[GIVEN INFORMATION start]
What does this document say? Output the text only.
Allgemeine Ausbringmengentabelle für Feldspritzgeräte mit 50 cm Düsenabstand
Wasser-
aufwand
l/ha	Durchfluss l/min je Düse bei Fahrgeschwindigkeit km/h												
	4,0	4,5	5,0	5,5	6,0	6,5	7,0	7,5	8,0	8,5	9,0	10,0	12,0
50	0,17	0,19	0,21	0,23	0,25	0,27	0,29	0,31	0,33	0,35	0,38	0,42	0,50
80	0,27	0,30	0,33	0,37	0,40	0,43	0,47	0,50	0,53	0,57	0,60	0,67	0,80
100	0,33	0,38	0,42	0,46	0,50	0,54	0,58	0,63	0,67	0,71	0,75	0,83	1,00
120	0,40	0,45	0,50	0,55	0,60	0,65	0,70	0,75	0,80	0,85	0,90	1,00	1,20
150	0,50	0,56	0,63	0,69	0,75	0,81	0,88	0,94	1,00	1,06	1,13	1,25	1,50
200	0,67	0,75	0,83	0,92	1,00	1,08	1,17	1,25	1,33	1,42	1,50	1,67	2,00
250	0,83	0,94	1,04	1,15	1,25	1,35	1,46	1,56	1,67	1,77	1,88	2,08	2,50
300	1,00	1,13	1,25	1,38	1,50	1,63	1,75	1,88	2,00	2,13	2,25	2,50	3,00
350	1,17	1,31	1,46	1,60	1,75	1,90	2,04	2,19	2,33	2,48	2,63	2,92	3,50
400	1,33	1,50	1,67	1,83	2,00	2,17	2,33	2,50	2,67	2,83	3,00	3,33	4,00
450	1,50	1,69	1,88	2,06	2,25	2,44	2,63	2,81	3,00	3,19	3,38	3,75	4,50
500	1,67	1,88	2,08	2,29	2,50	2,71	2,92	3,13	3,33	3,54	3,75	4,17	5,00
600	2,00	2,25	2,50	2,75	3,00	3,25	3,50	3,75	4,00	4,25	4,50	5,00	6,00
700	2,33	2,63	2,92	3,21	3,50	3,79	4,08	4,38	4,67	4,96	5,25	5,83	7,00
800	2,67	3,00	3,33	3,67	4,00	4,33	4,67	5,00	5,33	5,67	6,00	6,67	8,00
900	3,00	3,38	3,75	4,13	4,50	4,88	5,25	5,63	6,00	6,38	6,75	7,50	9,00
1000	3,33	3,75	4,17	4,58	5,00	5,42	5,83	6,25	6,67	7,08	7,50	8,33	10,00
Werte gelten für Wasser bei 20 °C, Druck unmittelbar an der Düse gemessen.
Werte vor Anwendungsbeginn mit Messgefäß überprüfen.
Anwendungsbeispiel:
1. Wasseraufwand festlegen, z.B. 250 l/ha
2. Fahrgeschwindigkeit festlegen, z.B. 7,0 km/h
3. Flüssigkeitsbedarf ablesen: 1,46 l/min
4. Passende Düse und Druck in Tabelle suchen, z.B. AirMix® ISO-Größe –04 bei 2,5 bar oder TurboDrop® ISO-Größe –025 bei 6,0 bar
[GIVEN INFORMATION end]
# OBJECTIVE
Look through the entries above; copy every line holding the string "Werte".

# SOLUTION
Werte gelten für Wasser bei 20 °C, Druck unmittelbar an der Düse gemessen.
Werte vor Anwendungsbeginn mit Messgefäß überprüfen.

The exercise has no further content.